• What is being asked:
Print out every line, exactly as written.

• Exercise material:
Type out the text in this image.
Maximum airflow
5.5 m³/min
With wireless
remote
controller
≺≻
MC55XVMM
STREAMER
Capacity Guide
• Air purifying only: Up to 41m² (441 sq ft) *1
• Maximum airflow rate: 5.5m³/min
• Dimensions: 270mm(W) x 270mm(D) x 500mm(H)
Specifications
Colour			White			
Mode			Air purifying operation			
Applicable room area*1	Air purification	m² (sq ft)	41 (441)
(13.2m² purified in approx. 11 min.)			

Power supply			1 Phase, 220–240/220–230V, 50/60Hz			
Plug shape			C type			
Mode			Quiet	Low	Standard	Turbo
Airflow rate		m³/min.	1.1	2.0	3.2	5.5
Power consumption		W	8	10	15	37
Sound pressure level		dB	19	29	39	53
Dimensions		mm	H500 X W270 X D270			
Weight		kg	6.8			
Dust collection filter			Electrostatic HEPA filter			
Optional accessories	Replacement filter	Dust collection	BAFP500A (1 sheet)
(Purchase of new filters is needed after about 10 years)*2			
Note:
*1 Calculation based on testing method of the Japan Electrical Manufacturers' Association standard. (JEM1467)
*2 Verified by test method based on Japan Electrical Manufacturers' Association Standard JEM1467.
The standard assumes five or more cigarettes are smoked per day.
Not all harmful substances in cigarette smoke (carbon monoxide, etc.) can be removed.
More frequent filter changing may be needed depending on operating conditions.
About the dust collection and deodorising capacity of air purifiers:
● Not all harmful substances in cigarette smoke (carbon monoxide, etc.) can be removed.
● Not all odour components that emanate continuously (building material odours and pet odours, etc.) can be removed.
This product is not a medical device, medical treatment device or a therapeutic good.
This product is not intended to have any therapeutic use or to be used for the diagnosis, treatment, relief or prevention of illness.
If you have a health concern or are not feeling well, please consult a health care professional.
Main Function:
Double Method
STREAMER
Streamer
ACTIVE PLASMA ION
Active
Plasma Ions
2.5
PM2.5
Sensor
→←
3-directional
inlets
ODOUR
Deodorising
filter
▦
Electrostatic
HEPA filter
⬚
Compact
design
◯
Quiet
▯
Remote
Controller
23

• Worked answer:
Type out the text in this image.
Maximum airflow
5.5 m³/min
With wireless
remote
controller
≺≻
MC55XVMM
STREAMER
Capacity Guide
• Air purifying only: Up to 41m² (441 sq ft) *1
• Maximum airflow rate: 5.5m³/min
• Dimensions: 270mm(W) x 270mm(D) x 500mm(H)
Specifications
Colour			White			
Mode			Air purifying operation			
Applicable room area*1	Air purification	m² (sq ft)	41 (441)
(13.2m² purified in approx. 11 min.)			

Power supply			1 Phase, 220–240/220–230V, 50/60Hz			
Plug shape			C type			
Mode			Quiet	Low	Standard	Turbo
Airflow rate		m³/min.	1.1	2.0	3.2	5.5
Power consumption		W	8	10	15	37
Sound pressure level		dB	19	29	39	53
Dimensions		mm	H500 X W270 X D270			
Weight		kg	6.8			
Dust collection filter			Electrostatic HEPA filter			
Optional accessories	Replacement filter	Dust collection	BAFP500A (1 sheet)
(Purchase of new filters is needed after about 10 years)*2			
Note:
*1 Calculation based on testing method of the Japan Electrical Manufacturers' Association standard. (JEM1467)
*2 Verified by test method based on Japan Electrical Manufacturers' Association Standard JEM1467.
The standard assumes five or more cigarettes are smoked per day.
Not all harmful substances in cigarette smoke (carbon monoxide, etc.) can be removed.
More frequent filter changing may be needed depending on operating conditions.
About the dust collection and deodorising capacity of air purifiers:
● Not all harmful substances in cigarette smoke (carbon monoxide, etc.) can be removed.
● Not all odour components that emanate continuously (building material odours and pet odours, etc.) can be removed.
This product is not a medical device, medical treatment device or a therapeutic good.
This product is not intended to have any therapeutic use or to be used for the diagnosis, treatment, relief or prevention of illness.
If you have a health concern or are not feeling well, please consult a health care professional.
Main Function:
Double Method
STREAMER
Streamer
ACTIVE PLASMA ION
Active
Plasma Ions
2.5
PM2.5
Sensor
→←
3-directional
inlets
ODOUR
Deodorising
filter
▦
Electrostatic
HEPA filter
⬚
Compact
design
◯
Quiet
▯
Remote
Controller
23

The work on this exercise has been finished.